Work through the listing below and count the lines that hold "SPEND". Answer with the number alone.

___ Input material ___

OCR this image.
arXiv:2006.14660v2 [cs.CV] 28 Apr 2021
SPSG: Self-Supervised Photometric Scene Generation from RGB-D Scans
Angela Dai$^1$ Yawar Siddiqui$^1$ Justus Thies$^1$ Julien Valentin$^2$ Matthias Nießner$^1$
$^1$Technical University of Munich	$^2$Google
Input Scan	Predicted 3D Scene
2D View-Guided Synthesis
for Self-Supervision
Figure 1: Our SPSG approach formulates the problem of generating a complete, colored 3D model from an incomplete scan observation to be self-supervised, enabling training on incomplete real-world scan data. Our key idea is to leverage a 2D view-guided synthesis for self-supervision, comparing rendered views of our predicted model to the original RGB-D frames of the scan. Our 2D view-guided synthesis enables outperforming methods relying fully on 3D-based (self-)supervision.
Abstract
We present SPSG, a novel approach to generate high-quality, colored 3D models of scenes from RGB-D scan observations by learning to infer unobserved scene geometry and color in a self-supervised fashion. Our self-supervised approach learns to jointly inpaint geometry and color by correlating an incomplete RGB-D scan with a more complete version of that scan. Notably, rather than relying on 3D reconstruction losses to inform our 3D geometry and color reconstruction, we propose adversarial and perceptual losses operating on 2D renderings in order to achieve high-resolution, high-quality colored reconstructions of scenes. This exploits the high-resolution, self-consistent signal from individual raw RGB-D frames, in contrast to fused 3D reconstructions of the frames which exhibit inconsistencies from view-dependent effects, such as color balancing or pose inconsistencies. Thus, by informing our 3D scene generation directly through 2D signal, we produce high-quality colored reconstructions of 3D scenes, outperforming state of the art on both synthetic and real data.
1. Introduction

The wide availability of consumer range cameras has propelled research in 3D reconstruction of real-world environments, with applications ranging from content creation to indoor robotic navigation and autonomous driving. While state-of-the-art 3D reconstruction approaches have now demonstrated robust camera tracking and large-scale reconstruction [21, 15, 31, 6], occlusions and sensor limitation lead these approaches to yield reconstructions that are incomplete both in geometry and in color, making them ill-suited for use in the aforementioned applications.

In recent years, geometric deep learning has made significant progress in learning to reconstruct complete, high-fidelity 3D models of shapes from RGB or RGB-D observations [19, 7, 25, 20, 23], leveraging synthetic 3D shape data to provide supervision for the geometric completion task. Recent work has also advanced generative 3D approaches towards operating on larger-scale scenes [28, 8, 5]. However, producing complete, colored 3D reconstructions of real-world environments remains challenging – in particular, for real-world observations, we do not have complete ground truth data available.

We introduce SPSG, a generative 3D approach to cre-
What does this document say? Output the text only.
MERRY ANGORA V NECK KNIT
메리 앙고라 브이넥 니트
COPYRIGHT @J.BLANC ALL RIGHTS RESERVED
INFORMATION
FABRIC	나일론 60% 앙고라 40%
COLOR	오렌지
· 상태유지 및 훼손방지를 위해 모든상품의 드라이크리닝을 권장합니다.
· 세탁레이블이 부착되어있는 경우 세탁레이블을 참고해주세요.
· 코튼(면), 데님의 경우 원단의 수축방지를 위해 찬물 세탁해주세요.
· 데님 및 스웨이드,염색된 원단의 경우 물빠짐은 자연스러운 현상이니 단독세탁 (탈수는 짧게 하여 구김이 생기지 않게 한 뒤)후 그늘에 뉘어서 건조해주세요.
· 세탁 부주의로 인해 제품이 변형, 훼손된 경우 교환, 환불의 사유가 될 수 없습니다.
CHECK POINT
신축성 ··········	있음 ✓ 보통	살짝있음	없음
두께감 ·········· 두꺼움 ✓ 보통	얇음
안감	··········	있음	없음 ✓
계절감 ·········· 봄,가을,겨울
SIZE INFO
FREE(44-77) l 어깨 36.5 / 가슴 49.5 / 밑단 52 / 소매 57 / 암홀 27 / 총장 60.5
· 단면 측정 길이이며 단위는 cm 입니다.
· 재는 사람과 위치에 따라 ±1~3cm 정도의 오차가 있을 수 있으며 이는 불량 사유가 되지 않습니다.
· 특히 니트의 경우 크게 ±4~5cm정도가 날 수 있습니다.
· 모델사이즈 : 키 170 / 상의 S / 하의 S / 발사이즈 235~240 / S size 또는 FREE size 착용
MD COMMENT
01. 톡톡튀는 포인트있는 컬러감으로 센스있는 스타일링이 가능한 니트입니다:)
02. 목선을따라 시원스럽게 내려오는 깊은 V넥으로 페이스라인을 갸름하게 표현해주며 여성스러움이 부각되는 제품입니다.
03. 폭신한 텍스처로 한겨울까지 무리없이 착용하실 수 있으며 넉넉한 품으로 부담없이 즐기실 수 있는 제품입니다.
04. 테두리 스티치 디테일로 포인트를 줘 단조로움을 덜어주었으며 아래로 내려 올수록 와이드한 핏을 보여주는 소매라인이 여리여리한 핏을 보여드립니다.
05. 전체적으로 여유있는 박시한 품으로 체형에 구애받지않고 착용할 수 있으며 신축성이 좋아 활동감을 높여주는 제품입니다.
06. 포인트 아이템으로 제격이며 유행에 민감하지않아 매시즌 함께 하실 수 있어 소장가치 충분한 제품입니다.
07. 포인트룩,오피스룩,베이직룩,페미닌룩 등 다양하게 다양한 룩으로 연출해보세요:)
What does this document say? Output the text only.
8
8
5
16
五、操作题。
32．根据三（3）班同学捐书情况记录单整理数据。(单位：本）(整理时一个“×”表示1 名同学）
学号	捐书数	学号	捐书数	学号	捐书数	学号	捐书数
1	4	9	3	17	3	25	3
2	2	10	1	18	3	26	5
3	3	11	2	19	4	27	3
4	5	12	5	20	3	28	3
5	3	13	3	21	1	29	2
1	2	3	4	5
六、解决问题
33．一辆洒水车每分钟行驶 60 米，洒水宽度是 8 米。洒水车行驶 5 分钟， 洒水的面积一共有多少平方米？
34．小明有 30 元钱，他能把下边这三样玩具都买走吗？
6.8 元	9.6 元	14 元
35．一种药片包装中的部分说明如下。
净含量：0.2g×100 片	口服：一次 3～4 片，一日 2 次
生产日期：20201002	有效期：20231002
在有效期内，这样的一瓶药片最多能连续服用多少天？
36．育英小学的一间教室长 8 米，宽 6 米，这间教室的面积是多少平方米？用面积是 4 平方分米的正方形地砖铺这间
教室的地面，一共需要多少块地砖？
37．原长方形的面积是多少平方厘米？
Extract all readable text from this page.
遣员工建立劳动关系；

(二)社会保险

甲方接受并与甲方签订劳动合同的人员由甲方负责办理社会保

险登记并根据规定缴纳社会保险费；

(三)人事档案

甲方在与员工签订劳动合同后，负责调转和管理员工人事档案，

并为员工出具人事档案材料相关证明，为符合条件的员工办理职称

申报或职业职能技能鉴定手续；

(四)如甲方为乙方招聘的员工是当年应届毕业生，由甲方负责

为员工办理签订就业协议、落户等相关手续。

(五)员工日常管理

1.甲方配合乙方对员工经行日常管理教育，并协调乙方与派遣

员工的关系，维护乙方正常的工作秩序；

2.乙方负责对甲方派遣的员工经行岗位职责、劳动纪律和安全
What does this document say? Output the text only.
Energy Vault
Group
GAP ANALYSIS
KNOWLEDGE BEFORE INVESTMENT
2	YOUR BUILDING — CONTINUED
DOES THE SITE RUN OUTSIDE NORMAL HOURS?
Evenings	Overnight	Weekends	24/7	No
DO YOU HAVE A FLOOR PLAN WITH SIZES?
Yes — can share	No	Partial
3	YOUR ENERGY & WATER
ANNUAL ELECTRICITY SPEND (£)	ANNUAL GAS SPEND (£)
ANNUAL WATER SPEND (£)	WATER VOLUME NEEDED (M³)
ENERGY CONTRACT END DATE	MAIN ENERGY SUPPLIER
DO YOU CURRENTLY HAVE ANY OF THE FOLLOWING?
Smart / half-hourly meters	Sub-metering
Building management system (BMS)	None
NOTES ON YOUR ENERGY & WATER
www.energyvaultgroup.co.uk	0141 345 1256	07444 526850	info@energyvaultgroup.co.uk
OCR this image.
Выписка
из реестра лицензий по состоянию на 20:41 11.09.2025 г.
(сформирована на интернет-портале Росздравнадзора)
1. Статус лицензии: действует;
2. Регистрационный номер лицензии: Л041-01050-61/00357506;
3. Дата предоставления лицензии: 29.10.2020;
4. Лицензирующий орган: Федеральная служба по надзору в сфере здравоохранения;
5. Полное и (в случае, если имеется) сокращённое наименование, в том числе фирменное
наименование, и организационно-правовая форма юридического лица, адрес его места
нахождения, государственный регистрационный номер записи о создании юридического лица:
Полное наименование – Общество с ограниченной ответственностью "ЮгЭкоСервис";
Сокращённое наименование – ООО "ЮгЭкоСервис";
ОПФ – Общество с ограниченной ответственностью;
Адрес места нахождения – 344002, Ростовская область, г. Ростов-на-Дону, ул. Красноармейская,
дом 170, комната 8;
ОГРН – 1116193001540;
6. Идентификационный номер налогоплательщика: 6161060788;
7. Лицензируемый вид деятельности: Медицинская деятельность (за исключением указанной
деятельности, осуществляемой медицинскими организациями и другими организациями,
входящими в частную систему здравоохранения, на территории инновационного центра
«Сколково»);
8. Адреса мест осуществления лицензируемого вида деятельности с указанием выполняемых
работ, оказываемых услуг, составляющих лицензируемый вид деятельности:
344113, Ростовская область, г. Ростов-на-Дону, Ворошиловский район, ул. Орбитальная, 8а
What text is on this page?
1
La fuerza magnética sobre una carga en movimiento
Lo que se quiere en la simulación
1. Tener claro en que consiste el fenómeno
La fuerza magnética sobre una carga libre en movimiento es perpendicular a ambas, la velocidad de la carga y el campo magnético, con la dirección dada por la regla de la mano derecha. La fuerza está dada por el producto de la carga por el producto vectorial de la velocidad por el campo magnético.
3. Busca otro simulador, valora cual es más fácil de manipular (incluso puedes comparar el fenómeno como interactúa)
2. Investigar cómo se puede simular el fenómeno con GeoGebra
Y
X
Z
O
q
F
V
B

___

=== Response to this exercise ===
2